> What needs to be done: Which lines in the records below contain the string "with"? Copy each of those lines in full.

------------------------------------------------------------

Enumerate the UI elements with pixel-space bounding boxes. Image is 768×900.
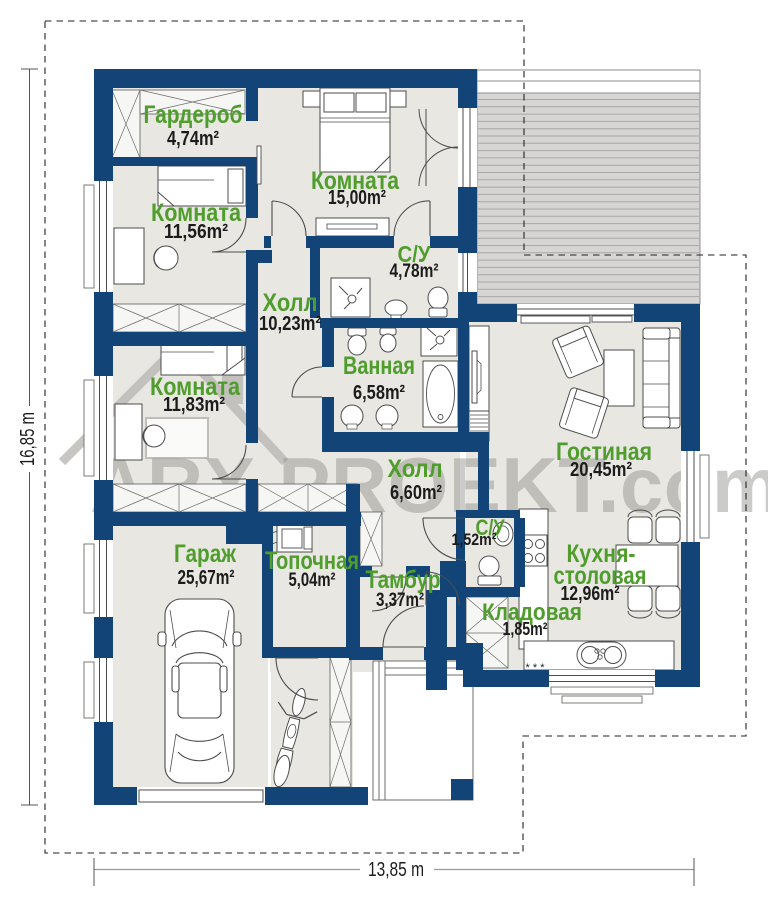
svg-text:6,60m²: 6,60m² — [390, 482, 442, 504]
svg-text:4,78m²: 4,78m² — [390, 261, 439, 282]
svg-text:25,67m²: 25,67m² — [178, 567, 235, 589]
svg-text:Ванная: Ванная — [343, 352, 415, 380]
svg-text:Гараж: Гараж — [174, 540, 236, 568]
svg-text:15,00m²: 15,00m² — [328, 187, 386, 209]
svg-text:Гардероб: Гардероб — [144, 101, 243, 129]
svg-text:1,52m²: 1,52m² — [452, 530, 497, 549]
svg-text:Холл: Холл — [388, 455, 443, 483]
svg-text:13,85 m: 13,85 m — [368, 859, 424, 881]
svg-text:3,37m²: 3,37m² — [376, 590, 424, 611]
svg-text:5,04m²: 5,04m² — [289, 570, 336, 591]
svg-text:1,85m²: 1,85m² — [503, 619, 548, 639]
svg-text:11,83m²: 11,83m² — [163, 394, 225, 416]
svg-text:11,56m²: 11,56m² — [164, 221, 228, 243]
svg-text:4,74m²: 4,74m² — [167, 128, 219, 150]
svg-text:16,85 m: 16,85 m — [17, 412, 39, 466]
svg-text:10,23m²: 10,23m² — [259, 313, 321, 335]
svg-text:* * *: * * * — [526, 662, 546, 674]
svg-text:6,58m²: 6,58m² — [353, 382, 405, 404]
svg-text:20,45m²: 20,45m² — [570, 459, 632, 481]
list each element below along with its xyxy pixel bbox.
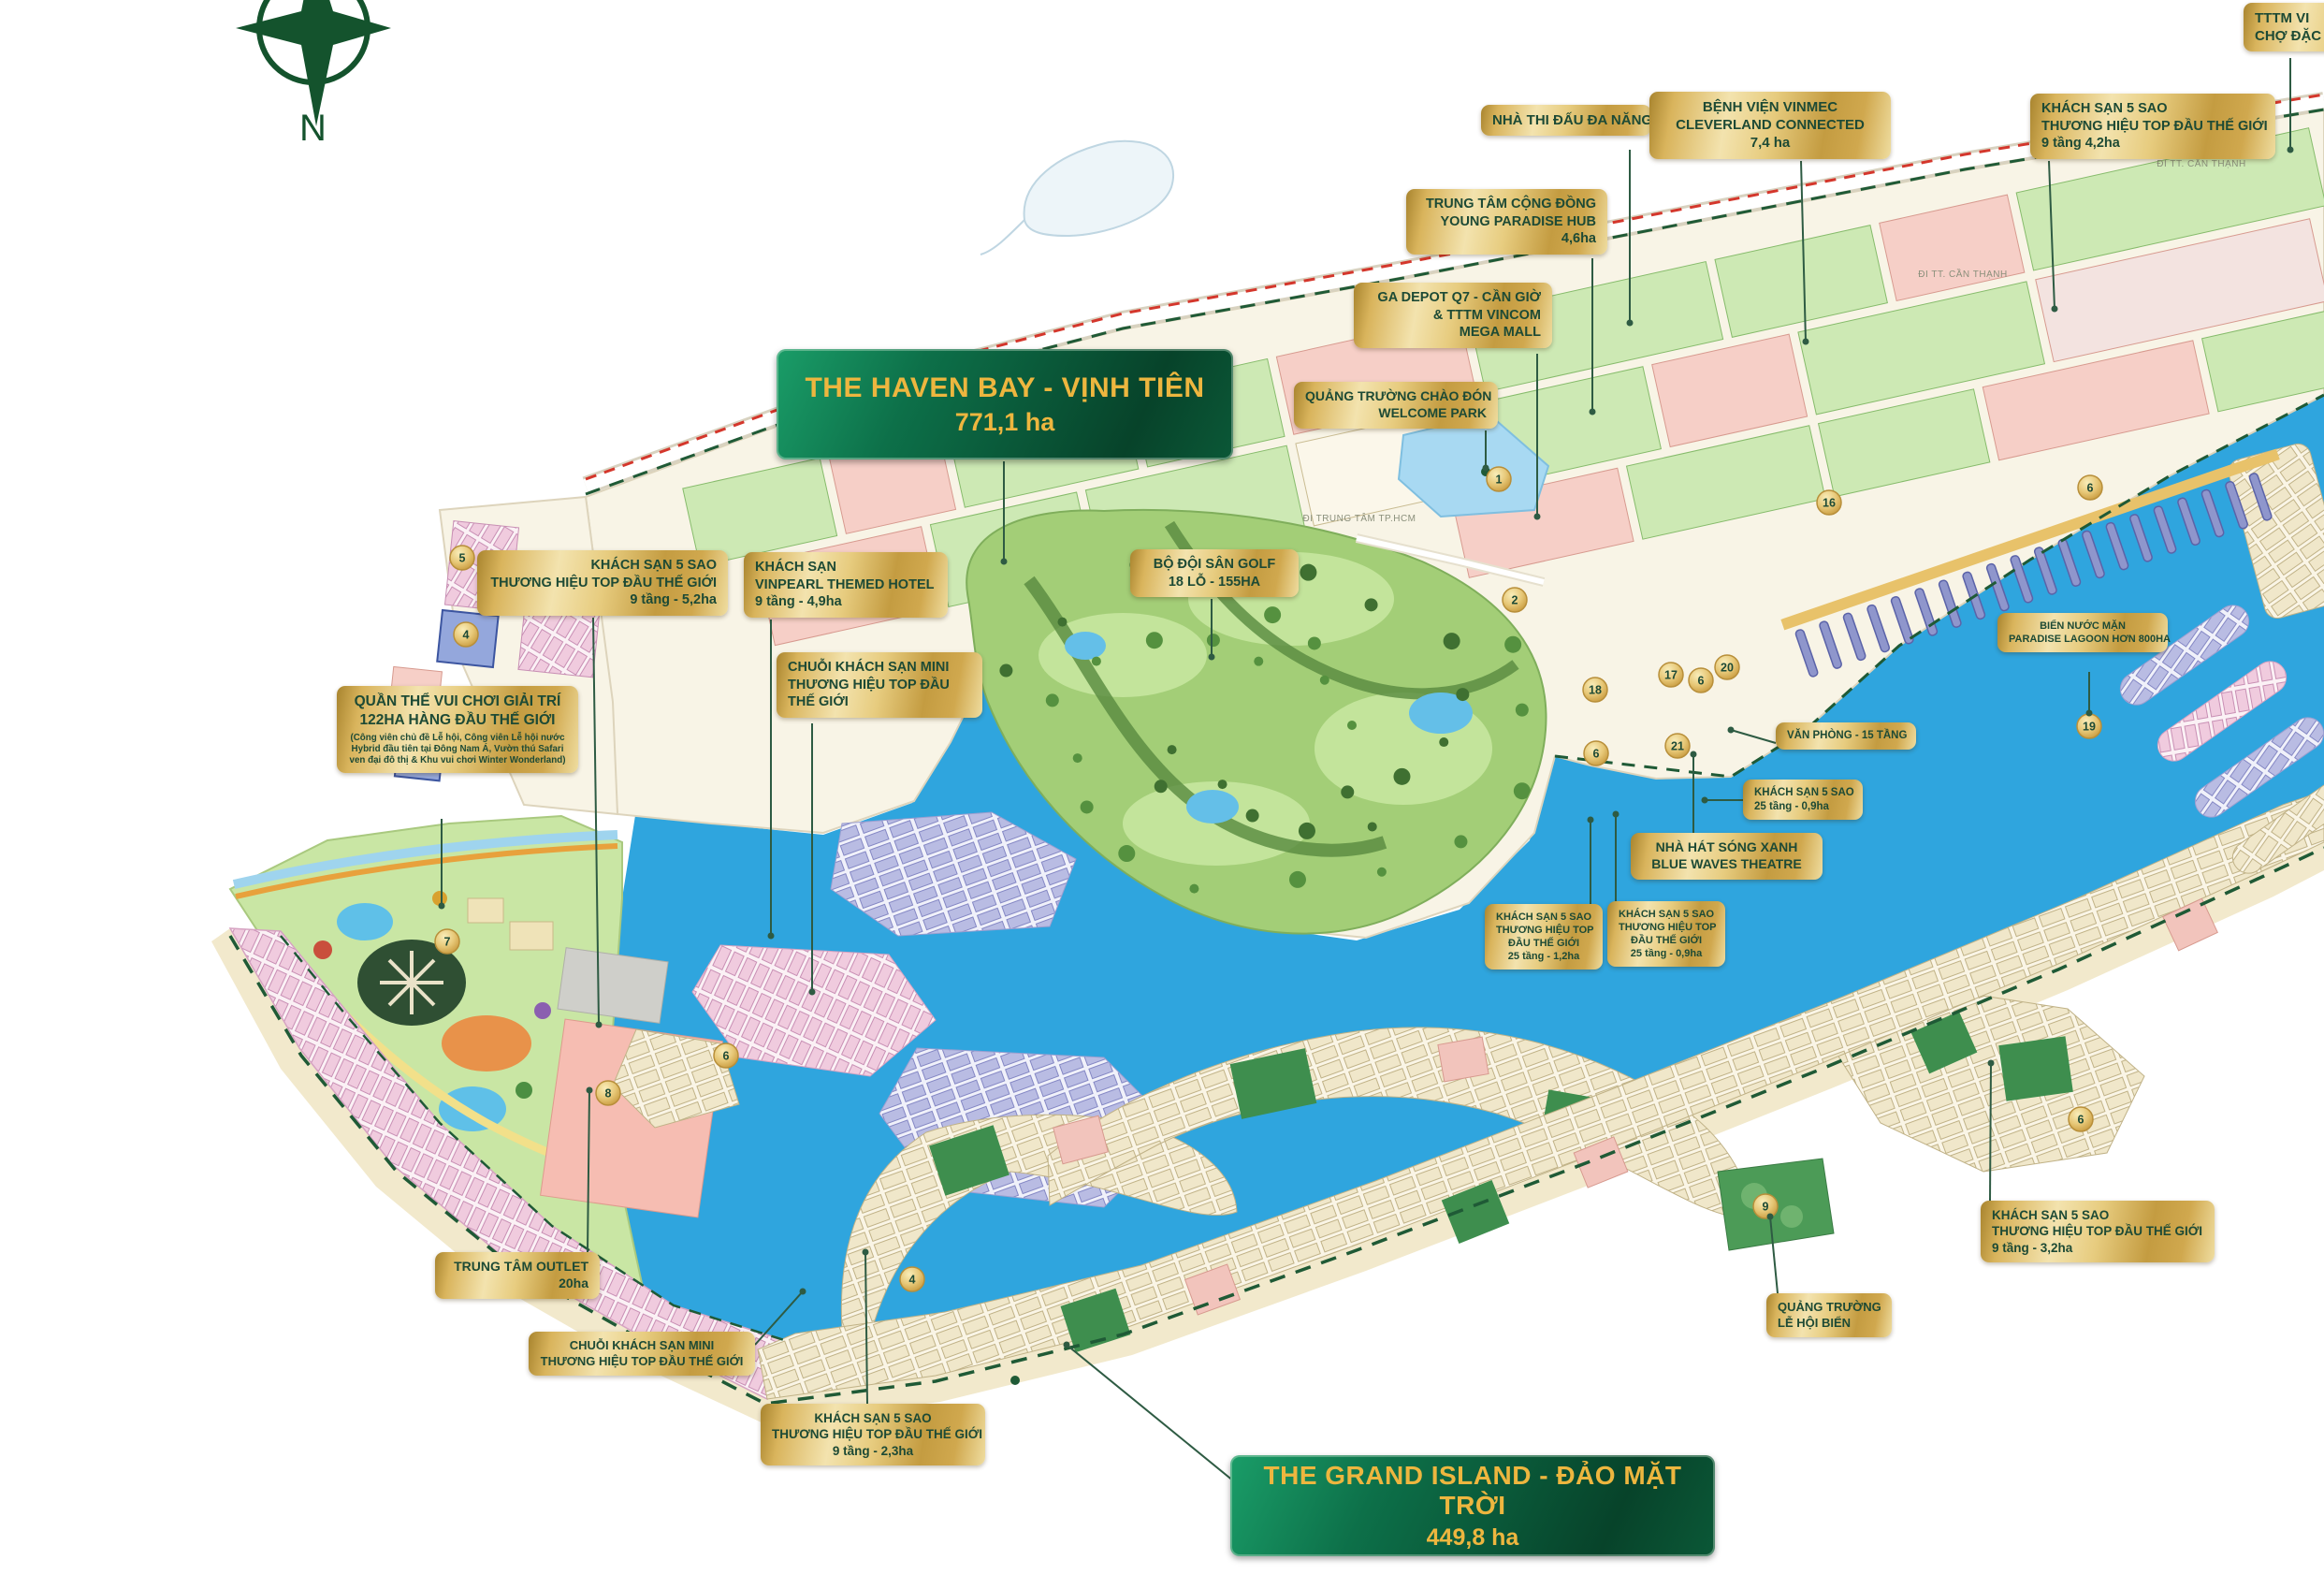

------------------------------------------------------------

> Exercise answer:
Enumerate the UI elements with pixel-space bounding boxes. Image is 768×900.
list each element below along with its xyxy pixel bbox.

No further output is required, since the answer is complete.